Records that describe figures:

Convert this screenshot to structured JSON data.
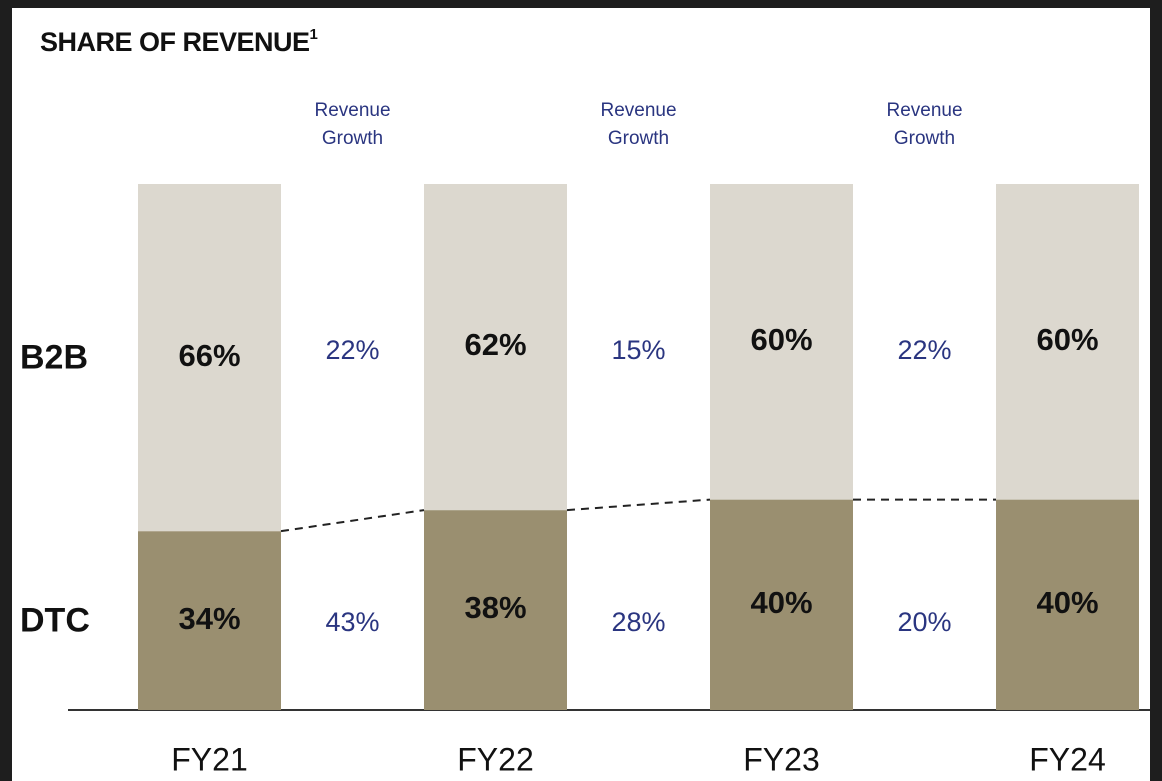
{
  "chart_data": {
    "type": "stacked_bar",
    "title": "SHARE OF REVENUE",
    "title_superscript": "1",
    "categories": [
      "FY21",
      "FY22",
      "FY23",
      "FY24"
    ],
    "series": [
      {
        "name": "DTC",
        "color": "#9a8f70",
        "values": [
          34,
          38,
          40,
          40
        ],
        "value_labels": [
          "34%",
          "38%",
          "40%",
          "40%"
        ]
      },
      {
        "name": "B2B",
        "color": "#dcd8cf",
        "values": [
          66,
          62,
          60,
          60
        ],
        "value_labels": [
          "66%",
          "62%",
          "60%",
          "60%"
        ]
      }
    ],
    "ylim": [
      0,
      100
    ],
    "connector_lines": "dashed",
    "growth": [
      {
        "header": [
          "Revenue",
          "Growth"
        ],
        "values": [
          "22%",
          "43%"
        ]
      },
      {
        "header": [
          "Revenue",
          "Growth"
        ],
        "values": [
          "15%",
          "28%"
        ]
      },
      {
        "header": [
          "Revenue",
          "Growth"
        ],
        "values": [
          "22%",
          "20%"
        ]
      }
    ]
  }
}
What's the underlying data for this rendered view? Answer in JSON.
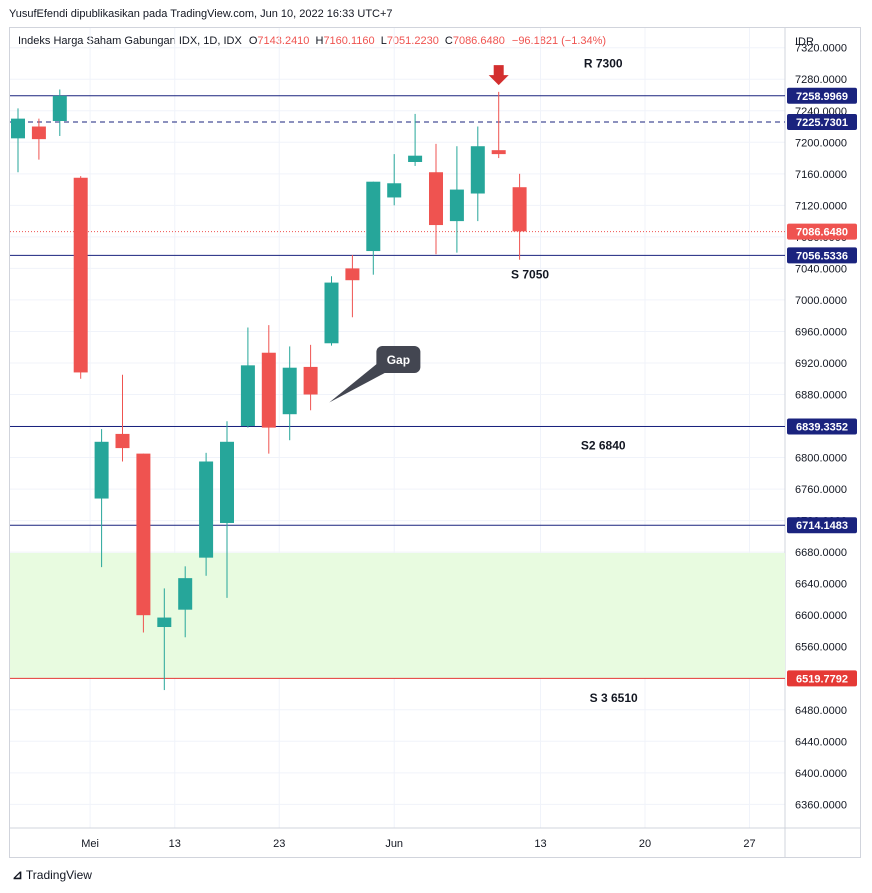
{
  "attribution": "YusufEfendi dipublikasikan pada TradingView.com, Jun 10, 2022 16:33 UTC+7",
  "legend": {
    "symbol": "Indeks Harga Saham Gabungan IDX, 1D, IDX",
    "o_label": "O",
    "o": "7143.2410",
    "h_label": "H",
    "h": "7160.1160",
    "l_label": "L",
    "l": "7051.2230",
    "c_label": "C",
    "c": "7086.6480",
    "change": "−96.1821 (−1.34%)"
  },
  "brand": "TradingView",
  "chart_data": {
    "type": "candlestick",
    "currency": "IDR",
    "ylim": [
      6330,
      7345
    ],
    "y_ticks": [
      "7320.0000",
      "7280.0000",
      "7240.0000",
      "7200.0000",
      "7160.0000",
      "7120.0000",
      "7080.0000",
      "7040.0000",
      "7000.0000",
      "6960.0000",
      "6920.0000",
      "6880.0000",
      "6840.0000",
      "6800.0000",
      "6760.0000",
      "6720.0000",
      "6680.0000",
      "6640.0000",
      "6600.0000",
      "6560.0000",
      "6520.0000",
      "6480.0000",
      "6440.0000",
      "6400.0000",
      "6360.0000"
    ],
    "x_ticks": [
      "Mei",
      "13",
      "23",
      "Jun",
      "13",
      "20",
      "27"
    ],
    "x_tick_index": [
      3.45,
      7.5,
      12.5,
      18.0,
      25.0,
      30.0,
      35.0
    ],
    "candles": [
      {
        "o": 7205,
        "h": 7243,
        "l": 7162,
        "c": 7230
      },
      {
        "o": 7220,
        "h": 7230,
        "l": 7178,
        "c": 7204
      },
      {
        "o": 7227,
        "h": 7267,
        "l": 7208,
        "c": 7259
      },
      {
        "o": 7155,
        "h": 7157,
        "l": 6900,
        "c": 6908
      },
      {
        "o": 6748,
        "h": 6836,
        "l": 6661,
        "c": 6820
      },
      {
        "o": 6830,
        "h": 6905,
        "l": 6795,
        "c": 6812
      },
      {
        "o": 6805,
        "h": 6805,
        "l": 6578,
        "c": 6600
      },
      {
        "o": 6585,
        "h": 6634,
        "l": 6505,
        "c": 6597
      },
      {
        "o": 6607,
        "h": 6662,
        "l": 6572,
        "c": 6647
      },
      {
        "o": 6673,
        "h": 6806,
        "l": 6650,
        "c": 6795
      },
      {
        "o": 6717,
        "h": 6846,
        "l": 6622,
        "c": 6820
      },
      {
        "o": 6840,
        "h": 6965,
        "l": 6838,
        "c": 6917
      },
      {
        "o": 6933,
        "h": 6968,
        "l": 6805,
        "c": 6838
      },
      {
        "o": 6855,
        "h": 6941,
        "l": 6822,
        "c": 6914
      },
      {
        "o": 6915,
        "h": 6943,
        "l": 6860,
        "c": 6880
      },
      {
        "o": 6945,
        "h": 7030,
        "l": 6942,
        "c": 7022
      },
      {
        "o": 7040,
        "h": 7057,
        "l": 6978,
        "c": 7025
      },
      {
        "o": 7062,
        "h": 7150,
        "l": 7032,
        "c": 7150
      },
      {
        "o": 7130,
        "h": 7185,
        "l": 7120,
        "c": 7148
      },
      {
        "o": 7175,
        "h": 7236,
        "l": 7170,
        "c": 7183
      },
      {
        "o": 7162,
        "h": 7198,
        "l": 7058,
        "c": 7095
      },
      {
        "o": 7100,
        "h": 7195,
        "l": 7060,
        "c": 7140
      },
      {
        "o": 7135,
        "h": 7220,
        "l": 7100,
        "c": 7195
      },
      {
        "o": 7190,
        "h": 7264,
        "l": 7180,
        "c": 7185
      },
      {
        "o": 7143,
        "h": 7160,
        "l": 7051,
        "c": 7087
      }
    ],
    "levels": [
      {
        "value": 7258.9969,
        "label": "7258.9969",
        "style": "solid",
        "color": "#1a237e",
        "tag": "#1a237e"
      },
      {
        "value": 7225.7301,
        "label": "7225.7301",
        "style": "dashed",
        "color": "#1a237e",
        "tag": "#1a237e"
      },
      {
        "value": 7056.5336,
        "label": "7056.5336",
        "style": "solid",
        "color": "#1a237e",
        "tag": "#1a237e"
      },
      {
        "value": 6839.3352,
        "label": "6839.3352",
        "style": "solid",
        "color": "#1a237e",
        "tag": "#1a237e"
      },
      {
        "value": 6714.1483,
        "label": "6714.1483",
        "style": "solid",
        "color": "#1a237e",
        "tag": "#1a237e"
      },
      {
        "value": 6519.7792,
        "label": "6519.7792",
        "style": "solid",
        "color": "#e53935",
        "tag": "#e53935"
      }
    ],
    "last_price": {
      "value": 7086.648,
      "label": "7086.6480",
      "color": "#ef5350"
    },
    "zone": {
      "from": 6519.7792,
      "to": 6679,
      "color": "#e8fbe0"
    },
    "annotations": [
      {
        "text": "R 7300",
        "x_index": 28.0,
        "value": 7300
      },
      {
        "text": "S 7050",
        "x_index": 24.5,
        "value": 7032
      },
      {
        "text": "S2 6840",
        "x_index": 28.0,
        "value": 6815
      },
      {
        "text": "S 3 6510",
        "x_index": 28.5,
        "value": 6495
      }
    ],
    "callout": {
      "text": "Gap",
      "x_index": 18.2,
      "value": 6925,
      "target_index": 14.7,
      "target_value": 6880
    },
    "marker": {
      "type": "down-arrow",
      "x_index": 23.0,
      "value": 7270,
      "color": "#d32f2f"
    },
    "colors": {
      "up": "#26a69a",
      "down": "#ef5350"
    }
  }
}
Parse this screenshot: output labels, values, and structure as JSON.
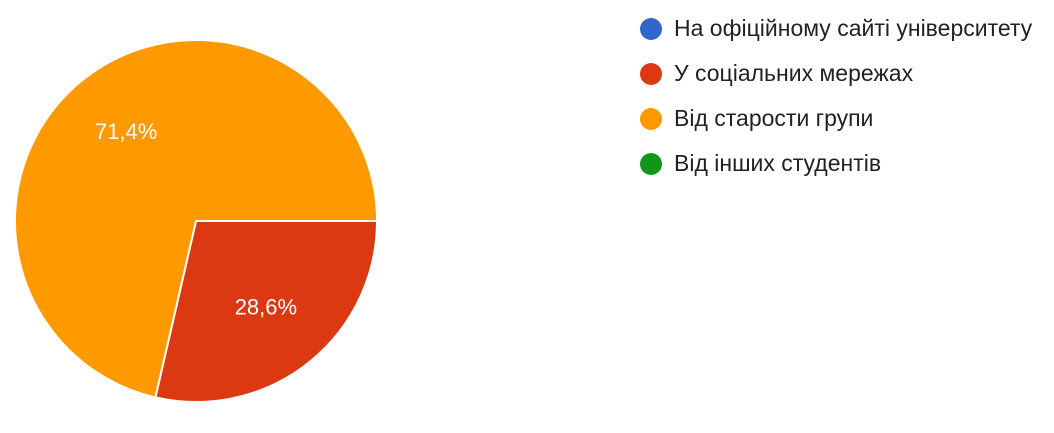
{
  "chart_data": {
    "type": "pie",
    "title": "",
    "series": [
      {
        "name": "На офіційному сайті університету",
        "value": 0,
        "color": "#3366cc"
      },
      {
        "name": "У соціальних мережах",
        "value": 28.6,
        "color": "#dc3912"
      },
      {
        "name": "Від старости групи",
        "value": 71.4,
        "color": "#ff9900"
      },
      {
        "name": "Від інших студентів",
        "value": 0,
        "color": "#109618"
      }
    ],
    "data_labels": [
      "",
      "28,6%",
      "71,4%",
      ""
    ],
    "legend_position": "right"
  }
}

_WHAT IS REQUIRED:_ Repeat exactly the lines from the one holding "Parse this screenshot: output" through the last line of the entries, both included; the pictures do not belong in the copy.

_EXERCISE RESPONSE:_
Parse this screenshot: output labels, values, and structure as JSON.
{
  "chart_data": {
    "type": "pie",
    "title": "",
    "series": [
      {
        "name": "На офіційному сайті університету",
        "value": 0,
        "color": "#3366cc"
      },
      {
        "name": "У соціальних мережах",
        "value": 28.6,
        "color": "#dc3912"
      },
      {
        "name": "Від старости групи",
        "value": 71.4,
        "color": "#ff9900"
      },
      {
        "name": "Від інших студентів",
        "value": 0,
        "color": "#109618"
      }
    ],
    "data_labels": [
      "",
      "28,6%",
      "71,4%",
      ""
    ],
    "legend_position": "right"
  }
}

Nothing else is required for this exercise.